▶ Problem requirements
Transcribe the entries exactly; images are not part of the copy.
_ _ _ _ _ _ _
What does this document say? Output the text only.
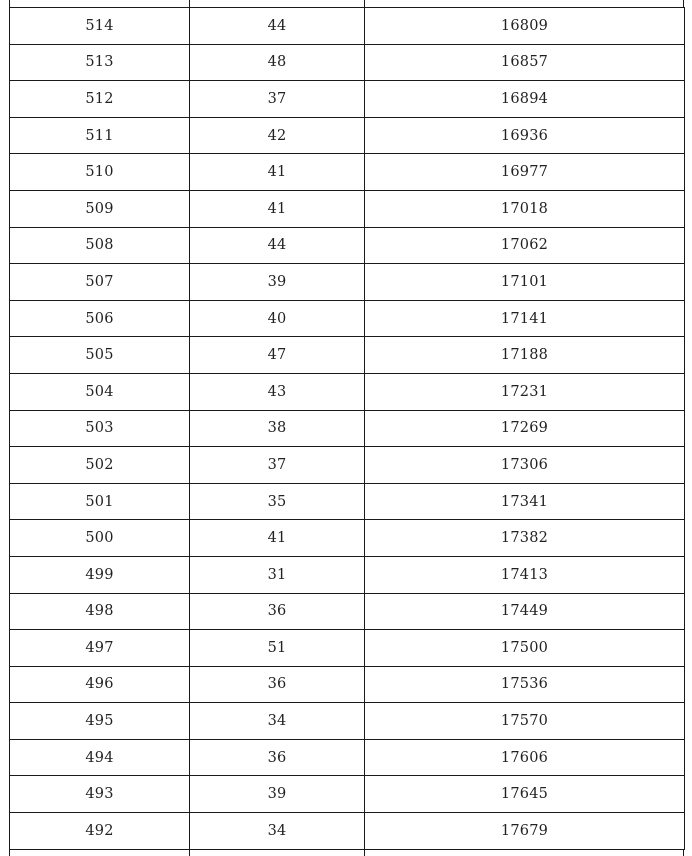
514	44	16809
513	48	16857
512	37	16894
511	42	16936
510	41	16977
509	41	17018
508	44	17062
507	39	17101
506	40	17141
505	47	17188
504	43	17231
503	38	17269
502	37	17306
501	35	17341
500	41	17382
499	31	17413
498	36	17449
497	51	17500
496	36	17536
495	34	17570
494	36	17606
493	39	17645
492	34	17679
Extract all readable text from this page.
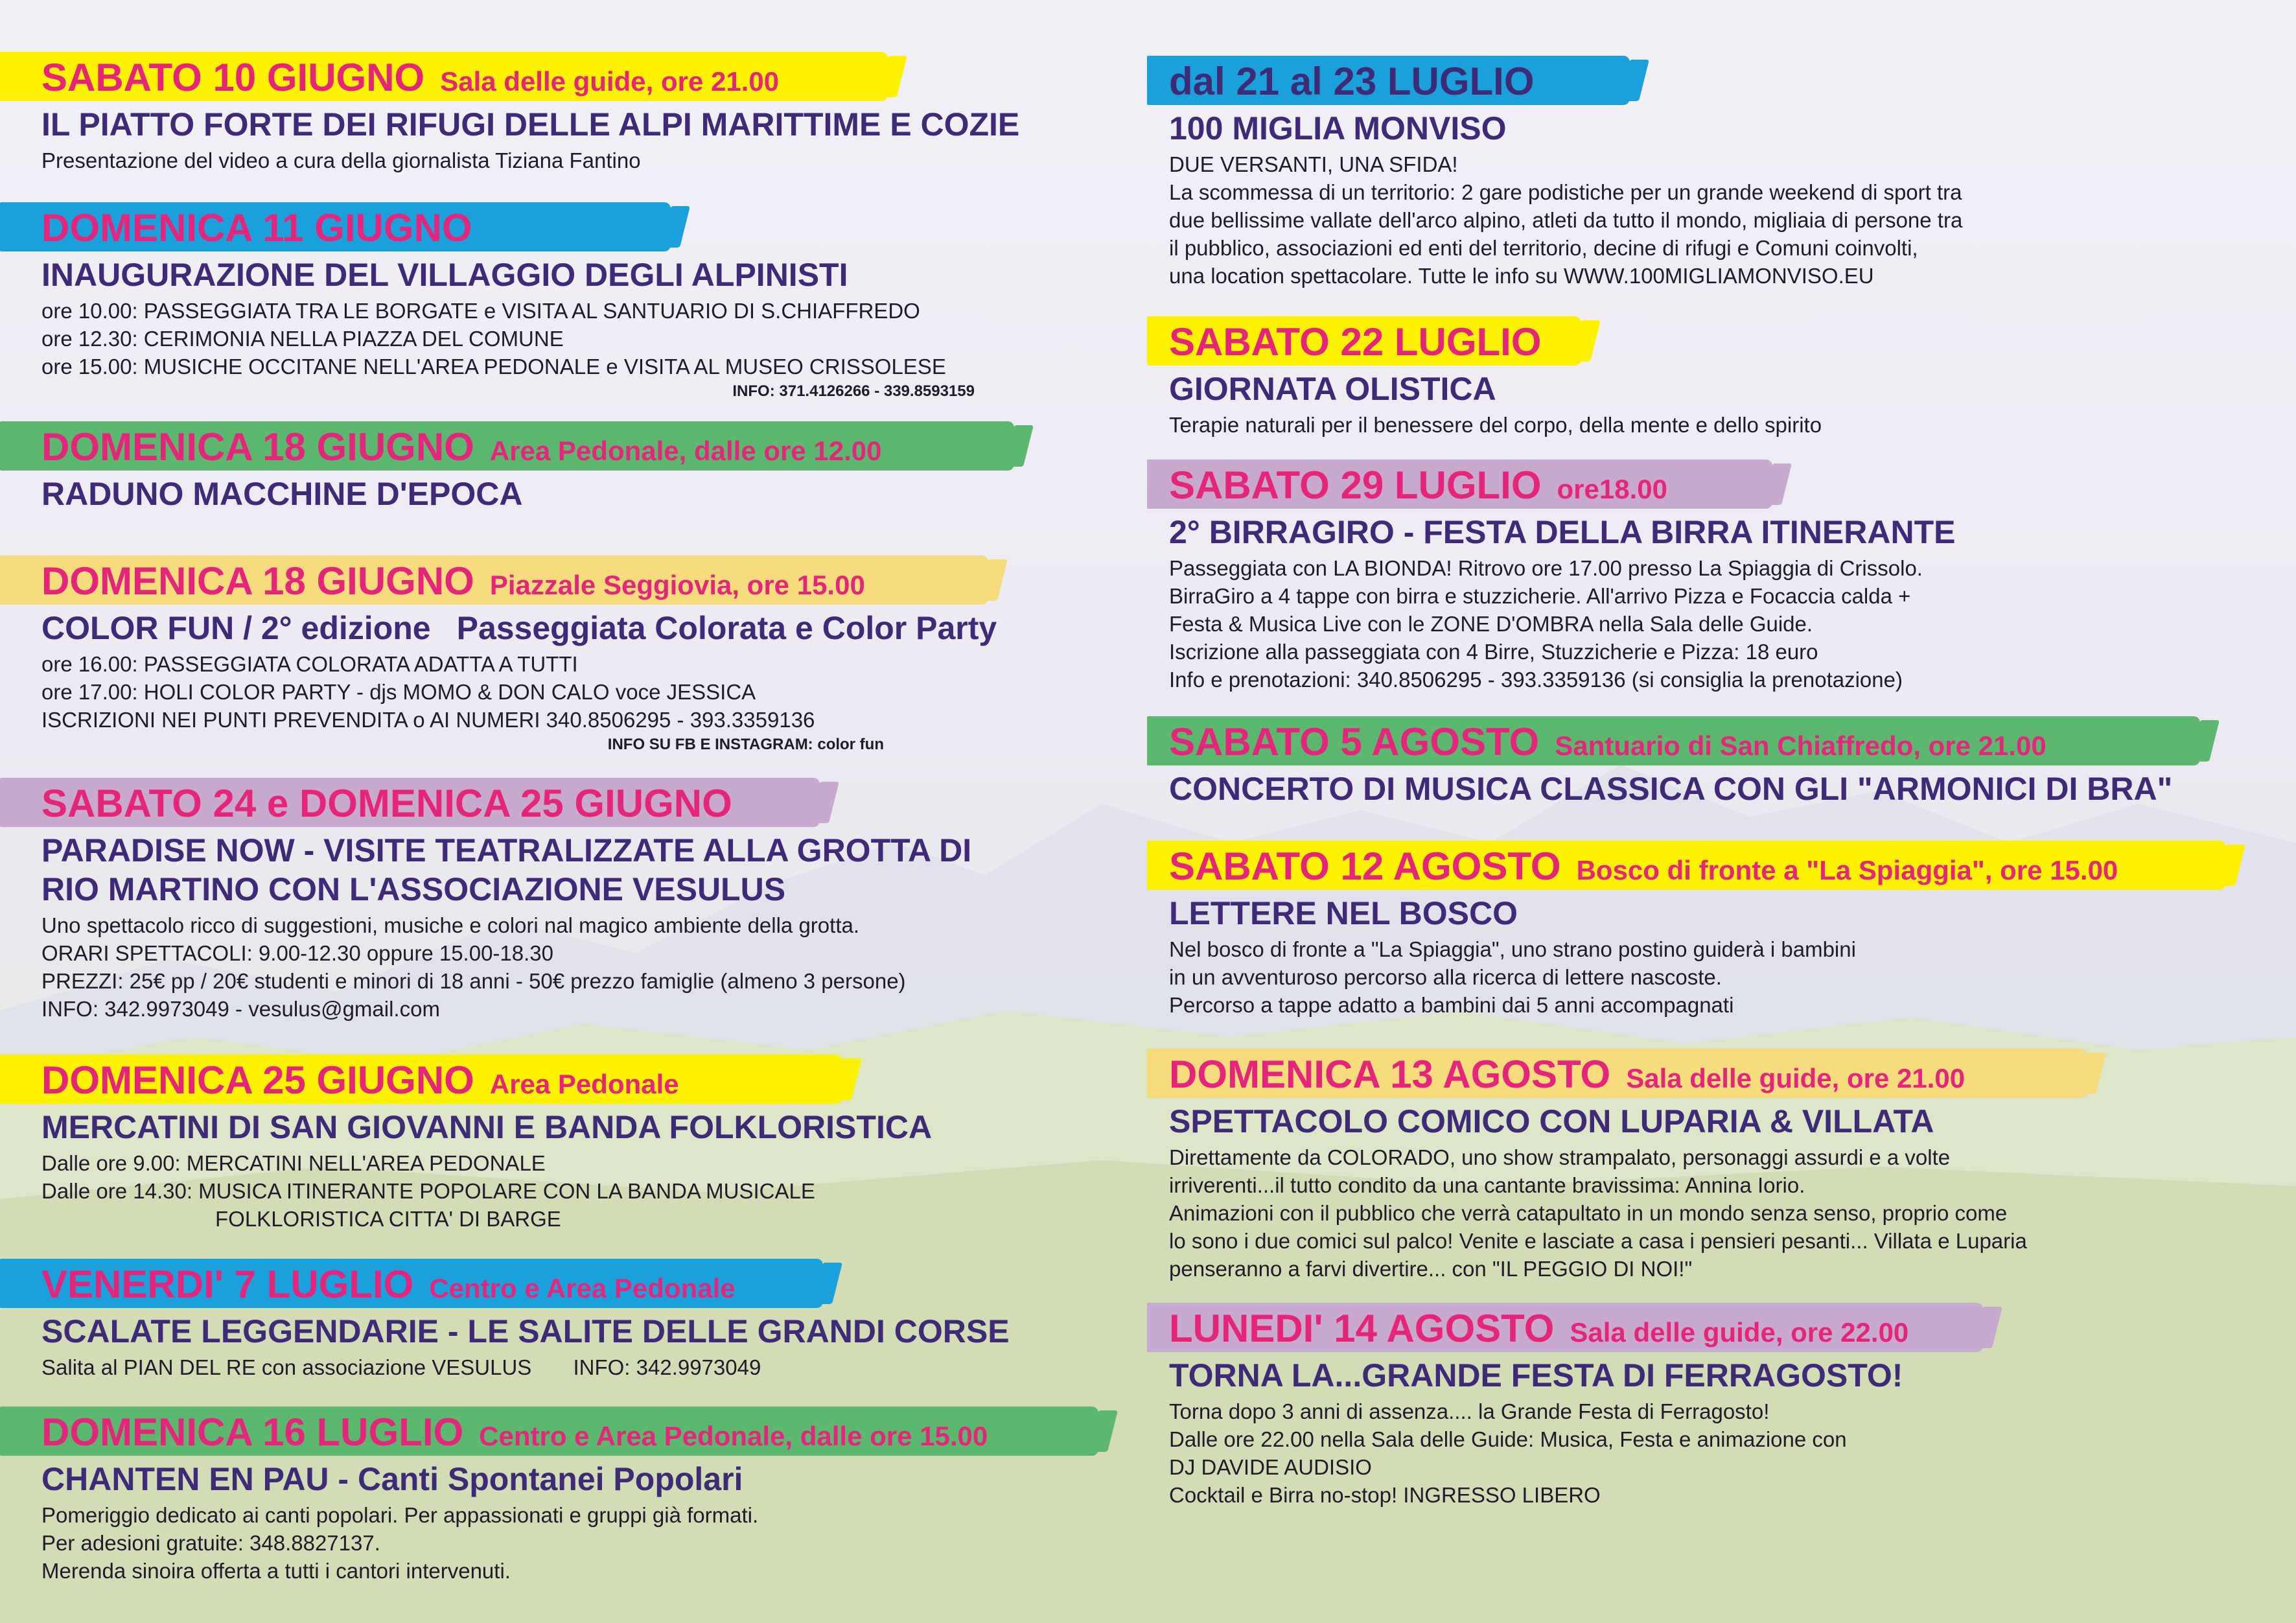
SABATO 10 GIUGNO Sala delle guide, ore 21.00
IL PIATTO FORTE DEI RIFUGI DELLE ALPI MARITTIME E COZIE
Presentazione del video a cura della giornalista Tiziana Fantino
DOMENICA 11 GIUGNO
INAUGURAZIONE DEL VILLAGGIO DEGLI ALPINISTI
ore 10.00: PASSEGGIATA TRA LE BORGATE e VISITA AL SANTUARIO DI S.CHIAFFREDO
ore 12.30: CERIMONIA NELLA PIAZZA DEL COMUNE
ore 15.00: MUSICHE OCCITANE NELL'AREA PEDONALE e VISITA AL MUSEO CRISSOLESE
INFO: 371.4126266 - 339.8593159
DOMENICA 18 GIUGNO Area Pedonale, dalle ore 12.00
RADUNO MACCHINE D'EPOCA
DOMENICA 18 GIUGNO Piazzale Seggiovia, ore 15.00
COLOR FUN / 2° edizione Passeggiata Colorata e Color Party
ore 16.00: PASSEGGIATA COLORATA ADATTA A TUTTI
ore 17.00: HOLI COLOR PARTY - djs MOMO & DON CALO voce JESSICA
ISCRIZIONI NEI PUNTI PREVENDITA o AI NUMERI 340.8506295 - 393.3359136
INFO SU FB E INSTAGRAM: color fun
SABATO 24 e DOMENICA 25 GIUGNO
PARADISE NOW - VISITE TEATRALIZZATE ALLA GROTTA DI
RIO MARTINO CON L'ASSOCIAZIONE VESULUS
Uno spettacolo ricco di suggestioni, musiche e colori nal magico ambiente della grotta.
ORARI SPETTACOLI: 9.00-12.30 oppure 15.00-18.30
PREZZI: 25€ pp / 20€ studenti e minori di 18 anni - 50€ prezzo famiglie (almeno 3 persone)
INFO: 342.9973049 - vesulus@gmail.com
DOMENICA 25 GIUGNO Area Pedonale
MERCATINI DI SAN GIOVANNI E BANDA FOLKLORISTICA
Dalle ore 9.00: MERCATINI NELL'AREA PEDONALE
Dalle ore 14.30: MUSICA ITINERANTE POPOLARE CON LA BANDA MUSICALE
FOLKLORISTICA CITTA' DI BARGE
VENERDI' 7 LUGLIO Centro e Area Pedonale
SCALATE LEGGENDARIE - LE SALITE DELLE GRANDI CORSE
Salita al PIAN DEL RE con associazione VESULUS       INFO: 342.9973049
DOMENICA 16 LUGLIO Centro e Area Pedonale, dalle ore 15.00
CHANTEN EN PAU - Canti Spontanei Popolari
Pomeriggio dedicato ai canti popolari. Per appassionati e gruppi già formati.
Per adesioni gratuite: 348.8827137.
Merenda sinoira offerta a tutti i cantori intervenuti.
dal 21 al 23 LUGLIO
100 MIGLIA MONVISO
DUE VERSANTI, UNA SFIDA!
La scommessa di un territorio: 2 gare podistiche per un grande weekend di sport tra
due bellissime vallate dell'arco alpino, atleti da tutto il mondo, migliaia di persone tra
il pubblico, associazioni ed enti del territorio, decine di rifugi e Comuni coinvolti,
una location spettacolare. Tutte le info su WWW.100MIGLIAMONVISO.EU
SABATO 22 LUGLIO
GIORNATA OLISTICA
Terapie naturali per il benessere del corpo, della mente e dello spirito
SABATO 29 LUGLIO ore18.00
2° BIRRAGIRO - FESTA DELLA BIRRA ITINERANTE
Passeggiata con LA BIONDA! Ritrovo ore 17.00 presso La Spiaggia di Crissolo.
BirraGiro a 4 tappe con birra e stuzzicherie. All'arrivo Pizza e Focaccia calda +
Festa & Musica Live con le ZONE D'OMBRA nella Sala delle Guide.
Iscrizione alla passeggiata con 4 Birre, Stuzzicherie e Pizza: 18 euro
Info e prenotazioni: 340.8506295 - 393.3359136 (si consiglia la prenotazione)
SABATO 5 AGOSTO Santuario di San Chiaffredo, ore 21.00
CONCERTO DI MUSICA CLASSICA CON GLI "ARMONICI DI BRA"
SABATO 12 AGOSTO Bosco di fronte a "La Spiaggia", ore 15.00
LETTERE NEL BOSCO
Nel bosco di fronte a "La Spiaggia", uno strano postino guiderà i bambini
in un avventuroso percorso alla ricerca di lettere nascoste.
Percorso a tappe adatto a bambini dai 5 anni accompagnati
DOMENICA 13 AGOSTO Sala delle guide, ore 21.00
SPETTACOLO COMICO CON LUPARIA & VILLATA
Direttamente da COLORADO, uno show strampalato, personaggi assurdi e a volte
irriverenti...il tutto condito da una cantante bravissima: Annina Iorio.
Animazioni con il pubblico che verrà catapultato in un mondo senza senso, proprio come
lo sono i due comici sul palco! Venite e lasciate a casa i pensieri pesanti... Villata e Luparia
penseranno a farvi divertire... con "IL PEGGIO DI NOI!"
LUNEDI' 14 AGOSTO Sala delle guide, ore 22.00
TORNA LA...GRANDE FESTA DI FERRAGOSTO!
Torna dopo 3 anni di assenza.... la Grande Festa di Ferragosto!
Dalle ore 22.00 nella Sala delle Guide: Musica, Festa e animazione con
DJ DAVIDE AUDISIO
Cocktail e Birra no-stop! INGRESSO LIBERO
_ _ _ _ _ _ _
▶ Full answer
What does this document say? Output the text only.
514	44	16809
513	48	16857
512	37	16894
511	42	16936
510	41	16977
509	41	17018
508	44	17062
507	39	17101
506	40	17141
505	47	17188
504	43	17231
503	38	17269
502	37	17306
501	35	17341
500	41	17382
499	31	17413
498	36	17449
497	51	17500
496	36	17536
495	34	17570
494	36	17606
493	39	17645
492	34	17679
Extract all readable text from this page.
SABATO 10 GIUGNO Sala delle guide, ore 21.00
IL PIATTO FORTE DEI RIFUGI DELLE ALPI MARITTIME E COZIE
Presentazione del video a cura della giornalista Tiziana Fantino
DOMENICA 11 GIUGNO
INAUGURAZIONE DEL VILLAGGIO DEGLI ALPINISTI
ore 10.00: PASSEGGIATA TRA LE BORGATE e VISITA AL SANTUARIO DI S.CHIAFFREDO
ore 12.30: CERIMONIA NELLA PIAZZA DEL COMUNE
ore 15.00: MUSICHE OCCITANE NELL'AREA PEDONALE e VISITA AL MUSEO CRISSOLESE
INFO: 371.4126266 - 339.8593159
DOMENICA 18 GIUGNO Area Pedonale, dalle ore 12.00
RADUNO MACCHINE D'EPOCA
DOMENICA 18 GIUGNO Piazzale Seggiovia, ore 15.00
COLOR FUN / 2° edizione Passeggiata Colorata e Color Party
ore 16.00: PASSEGGIATA COLORATA ADATTA A TUTTI
ore 17.00: HOLI COLOR PARTY - djs MOMO & DON CALO voce JESSICA
ISCRIZIONI NEI PUNTI PREVENDITA o AI NUMERI 340.8506295 - 393.3359136
INFO SU FB E INSTAGRAM: color fun
SABATO 24 e DOMENICA 25 GIUGNO
PARADISE NOW - VISITE TEATRALIZZATE ALLA GROTTA DI
RIO MARTINO CON L'ASSOCIAZIONE VESULUS
Uno spettacolo ricco di suggestioni, musiche e colori nal magico ambiente della grotta.
ORARI SPETTACOLI: 9.00-12.30 oppure 15.00-18.30
PREZZI: 25€ pp / 20€ studenti e minori di 18 anni - 50€ prezzo famiglie (almeno 3 persone)
INFO: 342.9973049 - vesulus@gmail.com
DOMENICA 25 GIUGNO Area Pedonale
MERCATINI DI SAN GIOVANNI E BANDA FOLKLORISTICA
Dalle ore 9.00: MERCATINI NELL'AREA PEDONALE
Dalle ore 14.30: MUSICA ITINERANTE POPOLARE CON LA BANDA MUSICALE
FOLKLORISTICA CITTA' DI BARGE
VENERDI' 7 LUGLIO Centro e Area Pedonale
SCALATE LEGGENDARIE - LE SALITE DELLE GRANDI CORSE
Salita al PIAN DEL RE con associazione VESULUS       INFO: 342.9973049
DOMENICA 16 LUGLIO Centro e Area Pedonale, dalle ore 15.00
CHANTEN EN PAU - Canti Spontanei Popolari
Pomeriggio dedicato ai canti popolari. Per appassionati e gruppi già formati.
Per adesioni gratuite: 348.8827137.
Merenda sinoira offerta a tutti i cantori intervenuti.
dal 21 al 23 LUGLIO
100 MIGLIA MONVISO
DUE VERSANTI, UNA SFIDA!
La scommessa di un territorio: 2 gare podistiche per un grande weekend di sport tra
due bellissime vallate dell'arco alpino, atleti da tutto il mondo, migliaia di persone tra
il pubblico, associazioni ed enti del territorio, decine di rifugi e Comuni coinvolti,
una location spettacolare. Tutte le info su WWW.100MIGLIAMONVISO.EU
SABATO 22 LUGLIO
GIORNATA OLISTICA
Terapie naturali per il benessere del corpo, della mente e dello spirito
SABATO 29 LUGLIO ore18.00
2° BIRRAGIRO - FESTA DELLA BIRRA ITINERANTE
Passeggiata con LA BIONDA! Ritrovo ore 17.00 presso La Spiaggia di Crissolo.
BirraGiro a 4 tappe con birra e stuzzicherie. All'arrivo Pizza e Focaccia calda +
Festa & Musica Live con le ZONE D'OMBRA nella Sala delle Guide.
Iscrizione alla passeggiata con 4 Birre, Stuzzicherie e Pizza: 18 euro
Info e prenotazioni: 340.8506295 - 393.3359136 (si consiglia la prenotazione)
SABATO 5 AGOSTO Santuario di San Chiaffredo, ore 21.00
CONCERTO DI MUSICA CLASSICA CON GLI "ARMONICI DI BRA"
SABATO 12 AGOSTO Bosco di fronte a "La Spiaggia", ore 15.00
LETTERE NEL BOSCO
Nel bosco di fronte a "La Spiaggia", uno strano postino guiderà i bambini
in un avventuroso percorso alla ricerca di lettere nascoste.
Percorso a tappe adatto a bambini dai 5 anni accompagnati
DOMENICA 13 AGOSTO Sala delle guide, ore 21.00
SPETTACOLO COMICO CON LUPARIA & VILLATA
Direttamente da COLORADO, uno show strampalato, personaggi assurdi e a volte
irriverenti...il tutto condito da una cantante bravissima: Annina Iorio.
Animazioni con il pubblico che verrà catapultato in un mondo senza senso, proprio come
lo sono i due comici sul palco! Venite e lasciate a casa i pensieri pesanti... Villata e Luparia
penseranno a farvi divertire... con "IL PEGGIO DI NOI!"
LUNEDI' 14 AGOSTO Sala delle guide, ore 22.00
TORNA LA...GRANDE FESTA DI FERRAGOSTO!
Torna dopo 3 anni di assenza.... la Grande Festa di Ferragosto!
Dalle ore 22.00 nella Sala delle Guide: Musica, Festa e animazione con
DJ DAVIDE AUDISIO
Cocktail e Birra no-stop! INGRESSO LIBERO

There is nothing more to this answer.